> EXERCISE
Check each line of the records below for the string "label", then state how many lines contain it, with no other output.
----- EXTRACTED MATERIAL
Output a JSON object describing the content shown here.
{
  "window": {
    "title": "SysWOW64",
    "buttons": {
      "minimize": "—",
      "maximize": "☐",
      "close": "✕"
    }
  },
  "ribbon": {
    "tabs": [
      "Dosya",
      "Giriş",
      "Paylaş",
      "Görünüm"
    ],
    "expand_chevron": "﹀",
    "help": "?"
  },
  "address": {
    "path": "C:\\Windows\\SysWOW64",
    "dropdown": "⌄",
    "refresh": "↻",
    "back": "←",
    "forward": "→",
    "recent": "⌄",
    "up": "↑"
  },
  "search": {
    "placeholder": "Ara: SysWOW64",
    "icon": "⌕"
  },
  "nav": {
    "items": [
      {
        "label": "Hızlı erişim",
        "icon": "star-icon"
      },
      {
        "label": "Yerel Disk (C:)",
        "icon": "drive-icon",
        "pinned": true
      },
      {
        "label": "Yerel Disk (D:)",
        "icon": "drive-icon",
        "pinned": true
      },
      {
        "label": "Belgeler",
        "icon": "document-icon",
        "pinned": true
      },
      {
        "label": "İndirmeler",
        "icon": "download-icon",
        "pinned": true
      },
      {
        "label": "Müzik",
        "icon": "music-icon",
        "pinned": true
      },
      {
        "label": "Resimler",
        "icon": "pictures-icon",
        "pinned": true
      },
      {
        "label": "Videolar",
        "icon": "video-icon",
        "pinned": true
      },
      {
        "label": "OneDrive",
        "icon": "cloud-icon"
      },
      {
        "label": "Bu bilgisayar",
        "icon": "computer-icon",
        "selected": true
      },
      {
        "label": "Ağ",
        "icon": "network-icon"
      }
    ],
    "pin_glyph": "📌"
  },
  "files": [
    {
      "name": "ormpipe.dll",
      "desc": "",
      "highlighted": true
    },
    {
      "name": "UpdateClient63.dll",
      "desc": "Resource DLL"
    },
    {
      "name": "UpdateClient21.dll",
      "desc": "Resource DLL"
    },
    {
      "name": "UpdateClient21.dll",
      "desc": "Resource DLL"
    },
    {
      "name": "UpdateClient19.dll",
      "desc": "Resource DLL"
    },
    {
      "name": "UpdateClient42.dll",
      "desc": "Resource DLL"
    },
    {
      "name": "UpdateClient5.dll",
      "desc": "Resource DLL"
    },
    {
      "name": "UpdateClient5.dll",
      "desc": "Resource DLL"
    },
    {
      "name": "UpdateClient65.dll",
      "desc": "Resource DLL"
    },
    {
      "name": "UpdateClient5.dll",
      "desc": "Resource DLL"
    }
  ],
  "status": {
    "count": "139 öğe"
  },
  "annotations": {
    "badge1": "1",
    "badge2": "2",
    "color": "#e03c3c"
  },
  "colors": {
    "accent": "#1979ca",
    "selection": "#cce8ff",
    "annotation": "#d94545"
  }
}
----------
> TASK OUTPUT
11